Entries taken from a collection:
'''
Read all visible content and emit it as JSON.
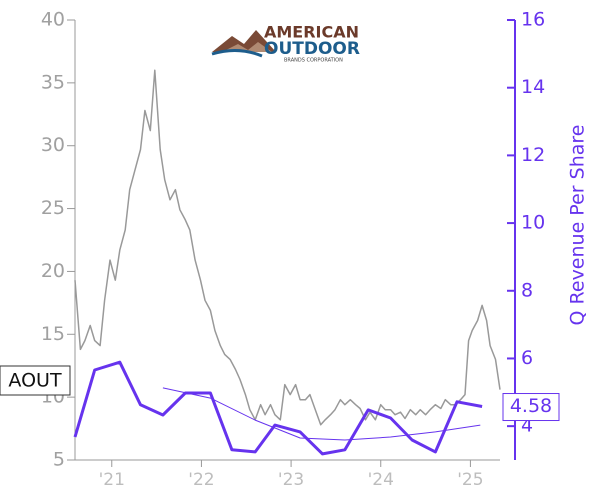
{
  "chart_data": {
    "type": "line",
    "logo": {
      "line1": "AMERICAN",
      "line2": "OUTDOOR",
      "line3": "BRANDS CORPORATION"
    },
    "ticker_label": "AOUT",
    "y2_label": "Q Revenue Per Share",
    "xlim": [
      2020.59,
      2025.33
    ],
    "xticks": [
      {
        "value": 2021,
        "label": "'21"
      },
      {
        "value": 2022,
        "label": "'22"
      },
      {
        "value": 2023,
        "label": "'23"
      },
      {
        "value": 2024,
        "label": "'24"
      },
      {
        "value": 2025,
        "label": "'25"
      }
    ],
    "ylim": [
      5,
      40
    ],
    "yticks": [
      5,
      10,
      15,
      20,
      25,
      30,
      35,
      40
    ],
    "y2lim": [
      3,
      16
    ],
    "y2ticks": [
      4,
      6,
      8,
      10,
      12,
      14,
      16
    ],
    "series": [
      {
        "name": "Price",
        "color": "#999999",
        "axis": "y",
        "x": [
          2020.59,
          2020.65,
          2020.7,
          2020.76,
          2020.81,
          2020.87,
          2020.92,
          2020.98,
          2021.04,
          2021.09,
          2021.15,
          2021.2,
          2021.26,
          2021.32,
          2021.37,
          2021.43,
          2021.48,
          2021.54,
          2021.59,
          2021.65,
          2021.71,
          2021.76,
          2021.82,
          2021.87,
          2021.93,
          2021.99,
          2022.04,
          2022.1,
          2022.15,
          2022.21,
          2022.26,
          2022.32,
          2022.38,
          2022.43,
          2022.49,
          2022.54,
          2022.6,
          2022.66,
          2022.71,
          2022.77,
          2022.82,
          2022.88,
          2022.93,
          2022.99,
          2023.05,
          2023.1,
          2023.16,
          2023.21,
          2023.27,
          2023.33,
          2023.38,
          2023.44,
          2023.49,
          2023.55,
          2023.6,
          2023.66,
          2023.72,
          2023.77,
          2023.83,
          2023.88,
          2023.94,
          2024.0,
          2024.05,
          2024.11,
          2024.16,
          2024.22,
          2024.27,
          2024.33,
          2024.39,
          2024.44,
          2024.5,
          2024.55,
          2024.61,
          2024.67,
          2024.72,
          2024.78,
          2024.83,
          2024.89,
          2024.94,
          2024.98,
          2025.02,
          2025.08,
          2025.13,
          2025.18,
          2025.22,
          2025.28,
          2025.33
        ],
        "values": [
          19.3,
          13.8,
          14.5,
          15.7,
          14.5,
          14.1,
          17.7,
          20.9,
          19.3,
          21.7,
          23.3,
          26.5,
          28.1,
          29.7,
          32.8,
          31.2,
          36.0,
          29.7,
          27.3,
          25.7,
          26.5,
          24.9,
          24.1,
          23.3,
          20.9,
          19.3,
          17.7,
          16.9,
          15.3,
          14.1,
          13.4,
          13.0,
          12.2,
          11.4,
          10.2,
          9.0,
          8.2,
          9.4,
          8.6,
          9.4,
          8.6,
          8.2,
          11.0,
          10.2,
          11.0,
          9.8,
          9.8,
          10.2,
          9.0,
          7.8,
          8.2,
          8.6,
          9.0,
          9.8,
          9.4,
          9.8,
          9.4,
          9.1,
          8.2,
          8.8,
          8.2,
          9.4,
          9.0,
          9.0,
          8.6,
          8.8,
          8.3,
          9.0,
          8.6,
          9.0,
          8.6,
          9.0,
          9.4,
          9.1,
          9.8,
          9.4,
          9.4,
          9.8,
          10.2,
          14.5,
          15.3,
          16.1,
          17.3,
          16.1,
          14.1,
          13.0,
          10.6
        ]
      },
      {
        "name": "Q Revenue Per Share",
        "color": "#6633ee",
        "axis": "y2",
        "x": [
          2020.59,
          2020.81,
          2021.09,
          2021.32,
          2021.57,
          2021.82,
          2022.1,
          2022.34,
          2022.6,
          2022.82,
          2023.1,
          2023.35,
          2023.6,
          2023.86,
          2024.11,
          2024.35,
          2024.61,
          2024.85,
          2025.13
        ],
        "values": [
          3.68,
          5.66,
          5.89,
          4.63,
          4.33,
          4.98,
          4.98,
          3.3,
          3.24,
          4.03,
          3.83,
          3.18,
          3.3,
          4.48,
          4.24,
          3.59,
          3.24,
          4.72,
          4.58
        ]
      },
      {
        "name": "Trend",
        "color": "#6633ee",
        "axis": "y2",
        "x": [
          2021.57,
          2022.1,
          2022.6,
          2023.1,
          2023.6,
          2024.11,
          2024.61,
          2025.11
        ],
        "values": [
          5.13,
          4.83,
          4.18,
          3.65,
          3.59,
          3.68,
          3.83,
          4.03
        ]
      }
    ]
  }
}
'''
### Written request
Extract every line of the records above that contains the word "Revenue".

### Response to this task
    "y2_label": "Q Revenue Per Share",
        "name": "Q Revenue Per Share",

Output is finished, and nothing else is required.